* [Task to carry out]: Write out the listing below exactly, and omit any images you find in it.

* [Exercise material]:

⁂

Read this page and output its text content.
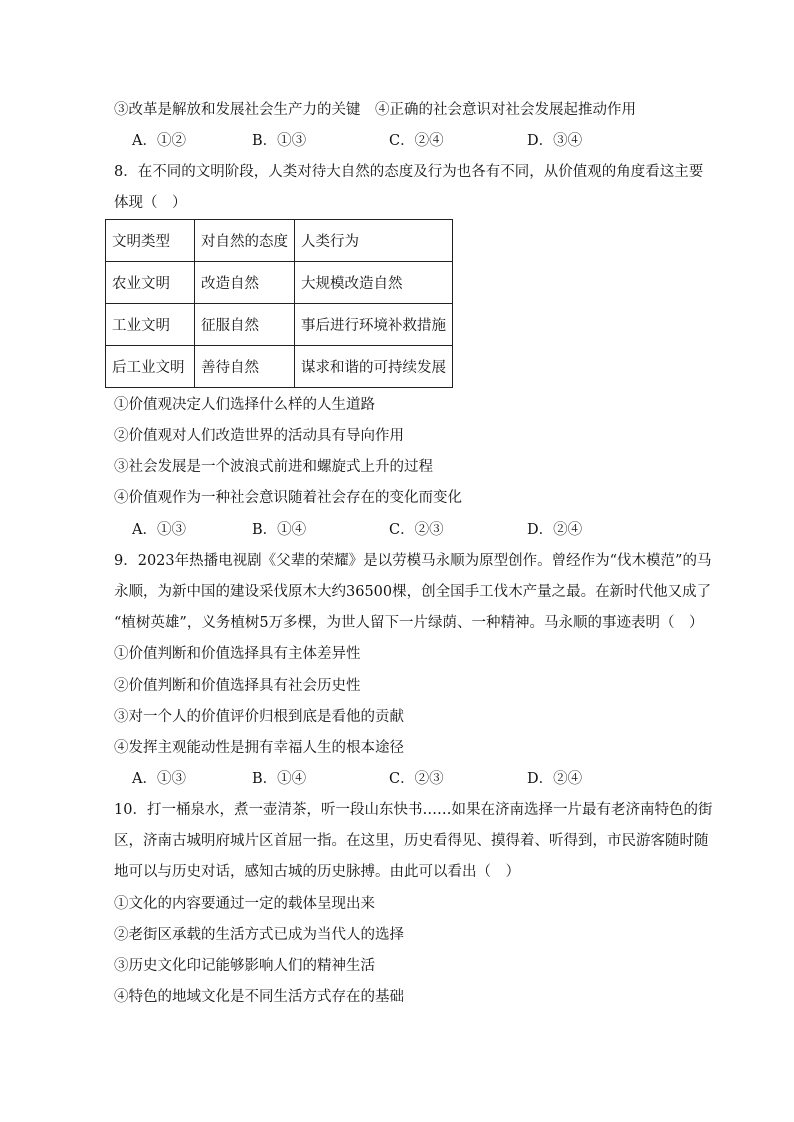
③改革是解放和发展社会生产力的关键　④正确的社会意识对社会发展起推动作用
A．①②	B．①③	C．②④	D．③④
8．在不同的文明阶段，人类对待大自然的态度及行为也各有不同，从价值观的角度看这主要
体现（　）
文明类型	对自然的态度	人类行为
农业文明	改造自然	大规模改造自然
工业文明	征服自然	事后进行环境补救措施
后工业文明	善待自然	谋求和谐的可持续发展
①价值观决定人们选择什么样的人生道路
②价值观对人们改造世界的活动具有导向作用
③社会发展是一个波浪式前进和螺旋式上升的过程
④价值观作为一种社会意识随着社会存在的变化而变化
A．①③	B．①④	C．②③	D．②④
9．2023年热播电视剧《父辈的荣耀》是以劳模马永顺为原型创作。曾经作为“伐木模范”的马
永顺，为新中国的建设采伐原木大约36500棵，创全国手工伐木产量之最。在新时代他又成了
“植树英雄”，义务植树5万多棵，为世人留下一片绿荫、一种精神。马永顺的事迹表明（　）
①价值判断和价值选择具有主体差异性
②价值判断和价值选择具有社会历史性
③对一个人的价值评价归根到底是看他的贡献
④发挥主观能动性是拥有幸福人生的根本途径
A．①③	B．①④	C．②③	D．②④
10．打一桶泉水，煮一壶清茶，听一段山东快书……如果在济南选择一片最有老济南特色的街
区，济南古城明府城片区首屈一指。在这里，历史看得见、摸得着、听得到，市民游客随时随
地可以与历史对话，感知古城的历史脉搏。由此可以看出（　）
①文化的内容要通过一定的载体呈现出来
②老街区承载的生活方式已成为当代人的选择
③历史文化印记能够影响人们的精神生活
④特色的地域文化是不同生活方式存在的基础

⁂

* [Reply to the task]:
Read this page and output its text content.
③改革是解放和发展社会生产力的关键　④正确的社会意识对社会发展起推动作用
A．①②	B．①③	C．②④	D．③④
8．在不同的文明阶段，人类对待大自然的态度及行为也各有不同，从价值观的角度看这主要
体现（　）
文明类型	对自然的态度	人类行为
农业文明	改造自然	大规模改造自然
工业文明	征服自然	事后进行环境补救措施
后工业文明	善待自然	谋求和谐的可持续发展
①价值观决定人们选择什么样的人生道路
②价值观对人们改造世界的活动具有导向作用
③社会发展是一个波浪式前进和螺旋式上升的过程
④价值观作为一种社会意识随着社会存在的变化而变化
A．①③	B．①④	C．②③	D．②④
9．2023年热播电视剧《父辈的荣耀》是以劳模马永顺为原型创作。曾经作为“伐木模范”的马
永顺，为新中国的建设采伐原木大约36500棵，创全国手工伐木产量之最。在新时代他又成了
“植树英雄”，义务植树5万多棵，为世人留下一片绿荫、一种精神。马永顺的事迹表明（　）
①价值判断和价值选择具有主体差异性
②价值判断和价值选择具有社会历史性
③对一个人的价值评价归根到底是看他的贡献
④发挥主观能动性是拥有幸福人生的根本途径
A．①③	B．①④	C．②③	D．②④
10．打一桶泉水，煮一壶清茶，听一段山东快书……如果在济南选择一片最有老济南特色的街
区，济南古城明府城片区首屈一指。在这里，历史看得见、摸得着、听得到，市民游客随时随
地可以与历史对话，感知古城的历史脉搏。由此可以看出（　）
①文化的内容要通过一定的载体呈现出来
②老街区承载的生活方式已成为当代人的选择
③历史文化印记能够影响人们的精神生活
④特色的地域文化是不同生活方式存在的基础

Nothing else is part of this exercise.